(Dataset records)
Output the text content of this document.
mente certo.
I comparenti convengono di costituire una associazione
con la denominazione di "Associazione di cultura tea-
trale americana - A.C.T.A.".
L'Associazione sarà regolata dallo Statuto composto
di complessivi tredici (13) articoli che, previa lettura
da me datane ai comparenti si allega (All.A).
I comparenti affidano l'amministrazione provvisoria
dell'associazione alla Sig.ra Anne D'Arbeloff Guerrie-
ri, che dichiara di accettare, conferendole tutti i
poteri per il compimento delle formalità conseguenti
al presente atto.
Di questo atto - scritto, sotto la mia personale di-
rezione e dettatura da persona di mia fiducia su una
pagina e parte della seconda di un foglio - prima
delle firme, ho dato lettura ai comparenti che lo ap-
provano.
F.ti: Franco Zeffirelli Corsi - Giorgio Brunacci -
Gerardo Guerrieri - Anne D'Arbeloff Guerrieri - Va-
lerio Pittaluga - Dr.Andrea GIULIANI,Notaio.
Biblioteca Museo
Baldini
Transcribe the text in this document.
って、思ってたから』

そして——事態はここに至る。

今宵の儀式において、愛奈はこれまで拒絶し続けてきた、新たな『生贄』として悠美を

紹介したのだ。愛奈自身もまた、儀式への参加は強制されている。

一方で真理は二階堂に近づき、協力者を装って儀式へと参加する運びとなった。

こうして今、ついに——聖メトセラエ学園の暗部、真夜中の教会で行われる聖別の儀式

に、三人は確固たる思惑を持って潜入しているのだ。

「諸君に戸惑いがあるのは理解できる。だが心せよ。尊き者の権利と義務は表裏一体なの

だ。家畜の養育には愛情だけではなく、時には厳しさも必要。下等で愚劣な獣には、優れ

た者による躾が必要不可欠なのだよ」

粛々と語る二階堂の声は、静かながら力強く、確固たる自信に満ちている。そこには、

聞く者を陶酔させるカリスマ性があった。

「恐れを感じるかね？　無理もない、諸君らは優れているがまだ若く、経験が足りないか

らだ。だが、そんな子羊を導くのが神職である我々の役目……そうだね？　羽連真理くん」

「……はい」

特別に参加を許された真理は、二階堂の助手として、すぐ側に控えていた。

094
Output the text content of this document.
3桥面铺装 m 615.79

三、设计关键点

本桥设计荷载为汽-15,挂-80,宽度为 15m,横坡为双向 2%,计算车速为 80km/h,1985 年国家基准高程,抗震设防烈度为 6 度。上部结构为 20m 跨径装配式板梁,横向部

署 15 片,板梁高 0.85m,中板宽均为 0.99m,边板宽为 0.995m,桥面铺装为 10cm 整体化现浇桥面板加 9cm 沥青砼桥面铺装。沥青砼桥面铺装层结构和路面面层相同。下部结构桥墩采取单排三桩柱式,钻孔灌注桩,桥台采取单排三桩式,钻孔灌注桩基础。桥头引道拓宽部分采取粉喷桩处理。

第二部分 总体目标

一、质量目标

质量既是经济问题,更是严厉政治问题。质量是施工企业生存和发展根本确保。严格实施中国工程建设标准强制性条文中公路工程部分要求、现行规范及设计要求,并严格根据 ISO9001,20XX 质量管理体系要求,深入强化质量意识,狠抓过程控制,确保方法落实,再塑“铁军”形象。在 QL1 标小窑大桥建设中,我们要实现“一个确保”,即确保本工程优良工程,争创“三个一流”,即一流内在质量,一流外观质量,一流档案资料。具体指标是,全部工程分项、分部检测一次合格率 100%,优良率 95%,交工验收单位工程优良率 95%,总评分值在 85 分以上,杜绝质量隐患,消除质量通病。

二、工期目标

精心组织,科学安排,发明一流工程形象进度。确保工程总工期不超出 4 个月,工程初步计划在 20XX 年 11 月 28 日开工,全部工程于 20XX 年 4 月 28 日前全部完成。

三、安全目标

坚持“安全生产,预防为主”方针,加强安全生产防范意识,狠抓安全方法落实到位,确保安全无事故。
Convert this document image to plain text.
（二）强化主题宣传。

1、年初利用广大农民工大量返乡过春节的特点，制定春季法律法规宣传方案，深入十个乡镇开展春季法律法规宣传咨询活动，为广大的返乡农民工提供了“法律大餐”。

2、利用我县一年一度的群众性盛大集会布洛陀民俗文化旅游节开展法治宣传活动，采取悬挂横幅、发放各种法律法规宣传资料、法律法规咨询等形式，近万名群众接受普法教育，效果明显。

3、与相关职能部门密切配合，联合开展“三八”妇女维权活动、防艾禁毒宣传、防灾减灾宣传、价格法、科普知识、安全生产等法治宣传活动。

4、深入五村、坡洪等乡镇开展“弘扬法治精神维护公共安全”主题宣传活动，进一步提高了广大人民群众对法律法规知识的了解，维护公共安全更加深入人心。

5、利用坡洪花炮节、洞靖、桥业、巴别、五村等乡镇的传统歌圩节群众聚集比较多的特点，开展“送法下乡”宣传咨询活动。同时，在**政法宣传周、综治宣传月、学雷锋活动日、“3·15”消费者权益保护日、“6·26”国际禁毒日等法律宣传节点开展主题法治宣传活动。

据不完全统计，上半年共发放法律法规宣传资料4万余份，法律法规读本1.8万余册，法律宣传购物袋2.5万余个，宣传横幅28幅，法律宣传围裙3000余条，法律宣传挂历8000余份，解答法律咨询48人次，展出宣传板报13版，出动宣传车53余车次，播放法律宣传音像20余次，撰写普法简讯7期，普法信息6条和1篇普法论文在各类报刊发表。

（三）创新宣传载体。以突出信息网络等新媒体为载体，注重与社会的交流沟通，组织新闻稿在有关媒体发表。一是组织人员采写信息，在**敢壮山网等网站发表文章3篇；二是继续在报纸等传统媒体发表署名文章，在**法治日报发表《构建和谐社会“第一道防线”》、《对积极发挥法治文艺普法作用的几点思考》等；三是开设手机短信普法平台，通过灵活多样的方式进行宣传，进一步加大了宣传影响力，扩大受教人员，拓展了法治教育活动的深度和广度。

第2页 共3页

#### Exercise task:
Scan the lines above for "Anne", then copy every one that has it.

#### Final result:
dell'associazione alla Sig.ra Anne D'Arbeloff Guerrie-
Gerardo Guerrieri - Anne D'Arbeloff Guerrieri - Va-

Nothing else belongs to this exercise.